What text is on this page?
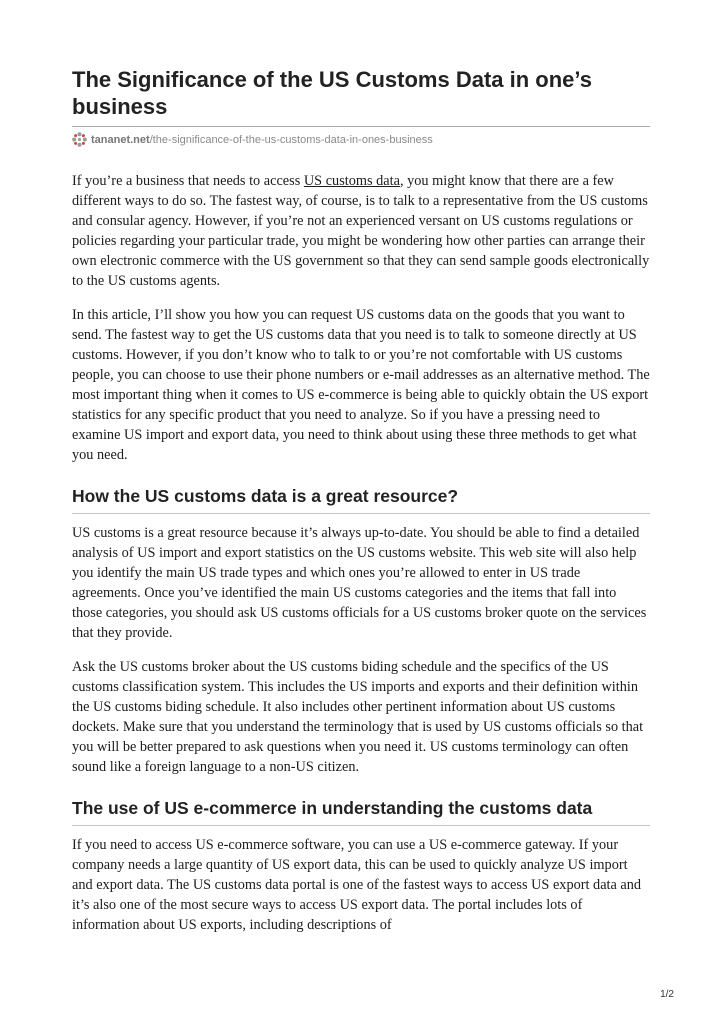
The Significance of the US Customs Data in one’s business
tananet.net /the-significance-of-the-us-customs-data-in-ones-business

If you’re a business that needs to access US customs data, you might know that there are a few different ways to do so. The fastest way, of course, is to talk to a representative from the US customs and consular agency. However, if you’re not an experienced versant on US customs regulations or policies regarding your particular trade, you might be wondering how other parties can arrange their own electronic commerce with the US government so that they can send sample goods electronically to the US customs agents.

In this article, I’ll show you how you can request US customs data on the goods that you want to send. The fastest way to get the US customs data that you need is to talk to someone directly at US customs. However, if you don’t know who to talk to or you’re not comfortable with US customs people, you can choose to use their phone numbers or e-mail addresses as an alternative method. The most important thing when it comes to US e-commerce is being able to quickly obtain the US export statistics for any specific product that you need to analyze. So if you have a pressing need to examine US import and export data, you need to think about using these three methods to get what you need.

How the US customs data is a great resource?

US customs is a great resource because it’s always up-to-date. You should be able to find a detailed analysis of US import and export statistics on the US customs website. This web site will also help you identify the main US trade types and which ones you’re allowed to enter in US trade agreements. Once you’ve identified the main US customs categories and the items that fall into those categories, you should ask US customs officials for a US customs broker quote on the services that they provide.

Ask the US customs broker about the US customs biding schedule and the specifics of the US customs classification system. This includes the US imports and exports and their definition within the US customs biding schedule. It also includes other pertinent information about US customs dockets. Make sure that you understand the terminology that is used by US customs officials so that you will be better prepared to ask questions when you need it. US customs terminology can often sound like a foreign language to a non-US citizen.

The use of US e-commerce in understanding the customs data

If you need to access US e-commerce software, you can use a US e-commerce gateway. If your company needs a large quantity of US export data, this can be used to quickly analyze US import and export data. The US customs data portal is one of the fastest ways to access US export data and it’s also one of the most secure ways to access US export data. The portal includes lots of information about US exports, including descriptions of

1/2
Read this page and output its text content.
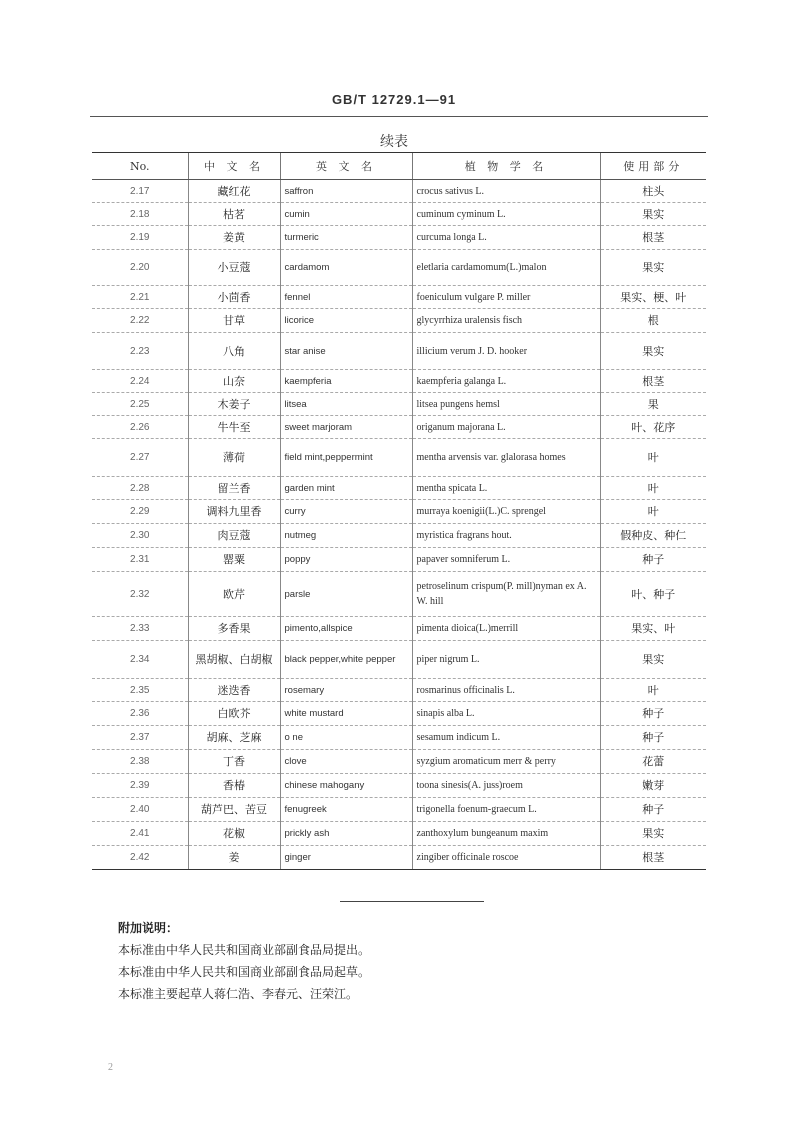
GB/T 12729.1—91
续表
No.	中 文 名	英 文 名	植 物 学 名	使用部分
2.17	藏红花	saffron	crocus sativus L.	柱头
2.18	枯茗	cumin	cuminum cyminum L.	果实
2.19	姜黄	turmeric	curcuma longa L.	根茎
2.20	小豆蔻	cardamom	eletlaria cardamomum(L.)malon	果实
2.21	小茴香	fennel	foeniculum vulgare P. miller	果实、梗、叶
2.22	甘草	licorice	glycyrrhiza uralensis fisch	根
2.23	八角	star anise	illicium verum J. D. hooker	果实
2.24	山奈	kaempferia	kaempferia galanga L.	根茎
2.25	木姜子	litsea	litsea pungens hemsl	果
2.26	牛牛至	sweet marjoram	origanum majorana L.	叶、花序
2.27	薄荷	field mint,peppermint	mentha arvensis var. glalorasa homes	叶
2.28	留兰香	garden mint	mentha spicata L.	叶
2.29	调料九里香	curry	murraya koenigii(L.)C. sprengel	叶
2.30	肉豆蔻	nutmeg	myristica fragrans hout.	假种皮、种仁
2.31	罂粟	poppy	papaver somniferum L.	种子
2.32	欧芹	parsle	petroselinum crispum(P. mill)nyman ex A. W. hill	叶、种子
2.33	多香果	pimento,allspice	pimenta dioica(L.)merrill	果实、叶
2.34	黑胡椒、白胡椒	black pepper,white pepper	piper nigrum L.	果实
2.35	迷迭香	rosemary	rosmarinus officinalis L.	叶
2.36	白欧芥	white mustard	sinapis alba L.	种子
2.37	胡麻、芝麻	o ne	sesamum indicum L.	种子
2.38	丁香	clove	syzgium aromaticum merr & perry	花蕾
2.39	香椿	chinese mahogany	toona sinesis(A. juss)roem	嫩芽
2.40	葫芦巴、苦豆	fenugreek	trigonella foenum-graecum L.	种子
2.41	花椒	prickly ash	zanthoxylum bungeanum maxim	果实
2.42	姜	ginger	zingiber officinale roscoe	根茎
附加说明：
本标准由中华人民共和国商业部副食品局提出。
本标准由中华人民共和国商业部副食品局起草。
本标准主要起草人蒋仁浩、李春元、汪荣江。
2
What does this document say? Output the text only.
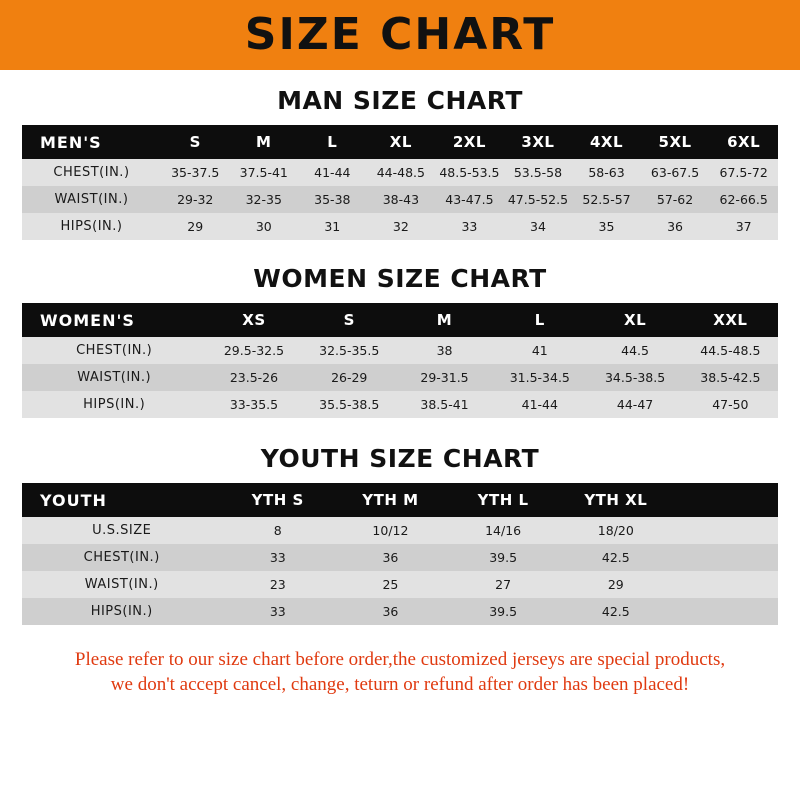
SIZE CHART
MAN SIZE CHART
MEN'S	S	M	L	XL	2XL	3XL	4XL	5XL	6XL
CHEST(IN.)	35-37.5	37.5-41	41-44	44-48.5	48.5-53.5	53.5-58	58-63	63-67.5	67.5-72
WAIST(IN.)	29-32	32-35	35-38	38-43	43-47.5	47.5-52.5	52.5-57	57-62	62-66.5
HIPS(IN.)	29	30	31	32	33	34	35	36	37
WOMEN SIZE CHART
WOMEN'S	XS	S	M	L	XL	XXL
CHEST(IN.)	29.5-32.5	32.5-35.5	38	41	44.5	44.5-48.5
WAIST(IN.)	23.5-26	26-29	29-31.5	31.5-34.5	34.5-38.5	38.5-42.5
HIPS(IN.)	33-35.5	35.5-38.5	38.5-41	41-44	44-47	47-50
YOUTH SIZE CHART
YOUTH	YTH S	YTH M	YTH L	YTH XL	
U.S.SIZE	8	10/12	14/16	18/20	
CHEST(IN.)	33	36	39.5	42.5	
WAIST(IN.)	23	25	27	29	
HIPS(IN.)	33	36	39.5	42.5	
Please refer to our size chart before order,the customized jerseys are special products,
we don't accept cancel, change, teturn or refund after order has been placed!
####################
Work to be completed - Copy all lines in the listing above where the string "mint" appears.

Response to this exercise -
2.27	薄荷	field mint,peppermint	mentha arvensis var. glalorasa homes	叶
2.28	留兰香	garden mint	mentha spicata L.	叶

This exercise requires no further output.